■ **Exercise task**
Tell how many lines have the string "achievements" in them, and write nothing besides the number.

□ □ □ □ □

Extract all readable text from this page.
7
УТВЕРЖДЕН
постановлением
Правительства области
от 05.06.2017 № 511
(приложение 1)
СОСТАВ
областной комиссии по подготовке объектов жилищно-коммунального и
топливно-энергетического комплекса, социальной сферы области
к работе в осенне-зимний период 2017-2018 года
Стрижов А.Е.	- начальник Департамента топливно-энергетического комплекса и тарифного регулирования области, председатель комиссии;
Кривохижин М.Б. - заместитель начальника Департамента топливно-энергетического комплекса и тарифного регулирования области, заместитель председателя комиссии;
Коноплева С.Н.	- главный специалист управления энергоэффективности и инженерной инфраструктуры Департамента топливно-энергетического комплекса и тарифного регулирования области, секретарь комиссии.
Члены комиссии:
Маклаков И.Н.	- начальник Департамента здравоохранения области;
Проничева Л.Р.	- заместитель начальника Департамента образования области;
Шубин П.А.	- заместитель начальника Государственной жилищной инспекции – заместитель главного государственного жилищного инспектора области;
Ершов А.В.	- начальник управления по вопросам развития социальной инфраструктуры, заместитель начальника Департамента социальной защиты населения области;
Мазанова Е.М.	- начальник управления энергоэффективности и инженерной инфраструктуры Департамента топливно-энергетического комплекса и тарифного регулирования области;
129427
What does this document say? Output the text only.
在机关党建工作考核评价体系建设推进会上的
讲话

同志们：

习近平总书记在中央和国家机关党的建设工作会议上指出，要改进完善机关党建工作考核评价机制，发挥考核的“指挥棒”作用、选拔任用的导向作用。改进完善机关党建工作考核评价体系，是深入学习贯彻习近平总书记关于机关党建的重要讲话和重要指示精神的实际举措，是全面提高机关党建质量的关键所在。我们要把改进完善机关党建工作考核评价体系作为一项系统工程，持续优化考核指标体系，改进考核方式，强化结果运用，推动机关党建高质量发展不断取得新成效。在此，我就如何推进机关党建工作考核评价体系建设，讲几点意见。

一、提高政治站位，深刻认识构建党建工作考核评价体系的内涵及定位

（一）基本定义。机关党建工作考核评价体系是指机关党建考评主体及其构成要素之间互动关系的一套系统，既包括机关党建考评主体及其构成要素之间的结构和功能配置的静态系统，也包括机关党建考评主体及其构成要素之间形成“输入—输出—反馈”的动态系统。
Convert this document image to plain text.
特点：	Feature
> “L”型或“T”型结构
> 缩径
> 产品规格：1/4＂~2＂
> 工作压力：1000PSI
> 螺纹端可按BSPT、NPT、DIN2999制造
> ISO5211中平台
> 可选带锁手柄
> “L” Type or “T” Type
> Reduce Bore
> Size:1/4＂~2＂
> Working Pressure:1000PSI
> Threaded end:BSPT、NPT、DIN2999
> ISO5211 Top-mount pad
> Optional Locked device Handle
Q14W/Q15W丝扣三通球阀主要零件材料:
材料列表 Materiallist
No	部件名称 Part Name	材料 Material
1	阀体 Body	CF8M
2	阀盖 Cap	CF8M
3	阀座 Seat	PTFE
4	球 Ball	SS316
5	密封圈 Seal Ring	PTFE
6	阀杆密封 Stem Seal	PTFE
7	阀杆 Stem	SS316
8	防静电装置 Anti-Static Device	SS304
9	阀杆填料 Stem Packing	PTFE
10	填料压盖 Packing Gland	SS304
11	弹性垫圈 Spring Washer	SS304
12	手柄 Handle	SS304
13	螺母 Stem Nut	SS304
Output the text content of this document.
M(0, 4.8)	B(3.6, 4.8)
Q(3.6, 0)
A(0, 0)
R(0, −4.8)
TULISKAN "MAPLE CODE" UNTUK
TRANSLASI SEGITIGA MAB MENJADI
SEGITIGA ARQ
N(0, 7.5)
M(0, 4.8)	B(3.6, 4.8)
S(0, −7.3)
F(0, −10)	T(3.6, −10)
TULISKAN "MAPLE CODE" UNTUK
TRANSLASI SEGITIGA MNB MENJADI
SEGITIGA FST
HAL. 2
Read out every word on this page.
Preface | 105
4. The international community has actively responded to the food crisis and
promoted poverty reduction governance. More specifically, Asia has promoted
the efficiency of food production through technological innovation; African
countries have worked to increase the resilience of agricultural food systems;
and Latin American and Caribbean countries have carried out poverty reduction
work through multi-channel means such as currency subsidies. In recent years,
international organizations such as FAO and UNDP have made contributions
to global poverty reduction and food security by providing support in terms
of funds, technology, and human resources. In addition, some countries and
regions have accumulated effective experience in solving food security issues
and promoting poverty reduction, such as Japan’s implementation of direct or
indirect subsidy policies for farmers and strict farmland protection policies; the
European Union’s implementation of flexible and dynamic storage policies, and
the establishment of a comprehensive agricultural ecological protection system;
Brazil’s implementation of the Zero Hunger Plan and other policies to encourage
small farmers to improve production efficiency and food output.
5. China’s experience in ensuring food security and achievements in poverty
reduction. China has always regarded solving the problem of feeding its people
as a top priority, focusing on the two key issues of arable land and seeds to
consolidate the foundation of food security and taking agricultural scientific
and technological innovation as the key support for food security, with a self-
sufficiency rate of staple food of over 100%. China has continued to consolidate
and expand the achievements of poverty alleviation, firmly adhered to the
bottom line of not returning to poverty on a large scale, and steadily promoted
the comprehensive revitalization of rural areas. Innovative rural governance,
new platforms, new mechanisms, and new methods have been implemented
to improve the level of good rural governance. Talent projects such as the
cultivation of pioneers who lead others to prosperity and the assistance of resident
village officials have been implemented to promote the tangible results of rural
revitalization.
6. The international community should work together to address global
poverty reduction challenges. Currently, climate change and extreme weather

□ □ □ □ □

■ **Expected output**
2